Using the data below, gather each line that includes the word "tendus".

══════════════════════════════

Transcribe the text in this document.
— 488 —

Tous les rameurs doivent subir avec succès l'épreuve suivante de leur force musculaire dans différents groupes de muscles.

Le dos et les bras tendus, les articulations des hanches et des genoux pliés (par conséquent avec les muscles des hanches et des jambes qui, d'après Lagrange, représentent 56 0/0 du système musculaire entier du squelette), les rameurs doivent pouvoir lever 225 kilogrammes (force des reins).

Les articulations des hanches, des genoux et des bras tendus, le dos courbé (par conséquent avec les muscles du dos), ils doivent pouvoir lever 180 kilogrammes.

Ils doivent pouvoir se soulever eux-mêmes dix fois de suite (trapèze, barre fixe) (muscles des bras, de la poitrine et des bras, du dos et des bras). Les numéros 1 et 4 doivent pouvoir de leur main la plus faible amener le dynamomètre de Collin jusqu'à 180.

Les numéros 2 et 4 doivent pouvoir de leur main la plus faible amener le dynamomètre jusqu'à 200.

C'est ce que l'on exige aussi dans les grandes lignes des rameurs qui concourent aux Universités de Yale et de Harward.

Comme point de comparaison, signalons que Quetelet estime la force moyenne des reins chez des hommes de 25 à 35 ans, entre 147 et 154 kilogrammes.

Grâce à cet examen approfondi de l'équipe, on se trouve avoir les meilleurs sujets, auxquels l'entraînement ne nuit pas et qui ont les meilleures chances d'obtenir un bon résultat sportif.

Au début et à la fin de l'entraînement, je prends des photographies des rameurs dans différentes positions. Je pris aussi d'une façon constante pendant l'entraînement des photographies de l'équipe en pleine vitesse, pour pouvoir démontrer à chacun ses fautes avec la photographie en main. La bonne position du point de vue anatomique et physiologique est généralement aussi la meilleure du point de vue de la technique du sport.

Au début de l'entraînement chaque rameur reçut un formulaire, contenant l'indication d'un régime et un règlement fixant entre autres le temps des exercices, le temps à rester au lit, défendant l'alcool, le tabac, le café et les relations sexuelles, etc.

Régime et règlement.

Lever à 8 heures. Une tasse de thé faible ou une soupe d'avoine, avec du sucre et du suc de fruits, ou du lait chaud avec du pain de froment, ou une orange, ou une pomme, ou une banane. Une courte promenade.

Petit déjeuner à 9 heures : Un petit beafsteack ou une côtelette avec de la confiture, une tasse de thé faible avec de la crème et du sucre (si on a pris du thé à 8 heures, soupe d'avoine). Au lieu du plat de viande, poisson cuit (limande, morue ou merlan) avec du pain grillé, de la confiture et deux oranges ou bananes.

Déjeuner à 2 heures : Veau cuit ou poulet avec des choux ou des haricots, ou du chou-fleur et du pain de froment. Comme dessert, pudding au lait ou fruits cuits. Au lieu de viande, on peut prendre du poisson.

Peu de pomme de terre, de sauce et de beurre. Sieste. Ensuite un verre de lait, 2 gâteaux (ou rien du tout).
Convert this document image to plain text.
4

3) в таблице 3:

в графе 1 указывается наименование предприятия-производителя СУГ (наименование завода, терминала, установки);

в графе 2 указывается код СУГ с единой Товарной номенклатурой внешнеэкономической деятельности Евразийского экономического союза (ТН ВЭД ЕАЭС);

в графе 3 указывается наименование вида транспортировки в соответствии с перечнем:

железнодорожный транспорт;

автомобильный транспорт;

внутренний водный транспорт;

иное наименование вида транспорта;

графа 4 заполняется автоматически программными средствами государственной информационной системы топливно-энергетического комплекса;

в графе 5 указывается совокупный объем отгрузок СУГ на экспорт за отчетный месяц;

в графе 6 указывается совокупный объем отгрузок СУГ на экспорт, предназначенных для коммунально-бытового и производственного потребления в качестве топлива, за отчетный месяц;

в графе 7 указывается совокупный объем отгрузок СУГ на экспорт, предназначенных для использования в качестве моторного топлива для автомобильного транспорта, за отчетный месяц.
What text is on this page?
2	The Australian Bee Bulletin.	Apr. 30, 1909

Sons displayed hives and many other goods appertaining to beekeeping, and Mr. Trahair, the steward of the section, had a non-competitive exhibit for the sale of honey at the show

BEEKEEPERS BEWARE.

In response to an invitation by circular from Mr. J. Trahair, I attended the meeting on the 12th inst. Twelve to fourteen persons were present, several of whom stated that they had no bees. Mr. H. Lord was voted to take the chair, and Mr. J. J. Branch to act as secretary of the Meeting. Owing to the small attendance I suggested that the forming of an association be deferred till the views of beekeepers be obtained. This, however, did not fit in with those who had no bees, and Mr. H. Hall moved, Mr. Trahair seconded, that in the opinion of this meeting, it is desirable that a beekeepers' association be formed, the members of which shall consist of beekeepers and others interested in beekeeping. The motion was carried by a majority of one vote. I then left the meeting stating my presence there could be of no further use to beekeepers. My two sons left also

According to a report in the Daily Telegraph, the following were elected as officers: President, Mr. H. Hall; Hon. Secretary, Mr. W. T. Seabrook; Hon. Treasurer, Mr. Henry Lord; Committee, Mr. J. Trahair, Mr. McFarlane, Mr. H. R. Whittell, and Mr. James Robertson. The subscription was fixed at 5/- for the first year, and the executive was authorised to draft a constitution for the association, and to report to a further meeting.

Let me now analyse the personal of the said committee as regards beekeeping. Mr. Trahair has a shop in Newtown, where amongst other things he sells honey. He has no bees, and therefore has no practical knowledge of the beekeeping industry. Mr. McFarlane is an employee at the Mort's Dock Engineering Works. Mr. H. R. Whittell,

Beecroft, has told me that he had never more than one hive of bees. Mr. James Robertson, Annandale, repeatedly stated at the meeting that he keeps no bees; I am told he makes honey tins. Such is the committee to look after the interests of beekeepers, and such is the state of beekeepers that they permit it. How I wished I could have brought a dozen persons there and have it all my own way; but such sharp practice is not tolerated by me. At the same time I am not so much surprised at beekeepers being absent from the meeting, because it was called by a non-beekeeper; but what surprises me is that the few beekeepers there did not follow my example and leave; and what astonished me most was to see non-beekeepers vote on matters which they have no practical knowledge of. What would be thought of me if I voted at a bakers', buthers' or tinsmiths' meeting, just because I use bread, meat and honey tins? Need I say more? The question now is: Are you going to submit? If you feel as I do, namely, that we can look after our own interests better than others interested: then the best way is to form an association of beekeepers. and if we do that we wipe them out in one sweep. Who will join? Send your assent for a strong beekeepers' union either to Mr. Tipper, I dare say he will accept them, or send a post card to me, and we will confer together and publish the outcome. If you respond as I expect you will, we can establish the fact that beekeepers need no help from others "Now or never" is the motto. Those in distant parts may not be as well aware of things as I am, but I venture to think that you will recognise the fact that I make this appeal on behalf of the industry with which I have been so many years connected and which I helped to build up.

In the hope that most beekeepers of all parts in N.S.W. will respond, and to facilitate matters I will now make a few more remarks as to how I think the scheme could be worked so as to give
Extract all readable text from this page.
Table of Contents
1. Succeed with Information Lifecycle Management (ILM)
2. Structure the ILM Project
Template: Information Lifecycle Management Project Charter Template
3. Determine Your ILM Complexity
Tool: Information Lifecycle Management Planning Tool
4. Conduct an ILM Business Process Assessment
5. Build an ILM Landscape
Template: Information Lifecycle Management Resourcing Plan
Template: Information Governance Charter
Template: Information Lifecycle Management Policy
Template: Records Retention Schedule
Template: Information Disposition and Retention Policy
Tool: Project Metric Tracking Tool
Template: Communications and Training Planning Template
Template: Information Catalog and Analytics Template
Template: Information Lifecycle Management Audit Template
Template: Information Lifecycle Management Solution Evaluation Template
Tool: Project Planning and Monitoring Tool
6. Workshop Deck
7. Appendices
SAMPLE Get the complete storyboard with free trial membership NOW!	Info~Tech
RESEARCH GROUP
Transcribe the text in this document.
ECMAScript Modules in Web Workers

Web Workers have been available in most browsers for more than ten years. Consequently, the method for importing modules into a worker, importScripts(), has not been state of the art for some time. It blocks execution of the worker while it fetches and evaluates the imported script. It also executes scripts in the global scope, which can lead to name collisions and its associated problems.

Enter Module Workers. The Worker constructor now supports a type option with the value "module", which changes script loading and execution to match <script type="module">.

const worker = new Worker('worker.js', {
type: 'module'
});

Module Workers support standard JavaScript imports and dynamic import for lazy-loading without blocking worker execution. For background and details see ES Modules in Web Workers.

══════════════════════════════

**Response to the task:**
Le dos et les bras tendus, les articulations des hanches et des genoux pliés (par conséquent avec les muscles des hanches et des jambes qui, d'après Lagrange, représentent 56 0/0 du système musculaire entier du squelette), les rameurs doivent pouvoir lever 225 kilogrammes (force des reins).
Les articulations des hanches, des genoux et des bras tendus, le dos courbé (par conséquent avec les muscles du dos), ils doivent pouvoir lever 180 kilogrammes.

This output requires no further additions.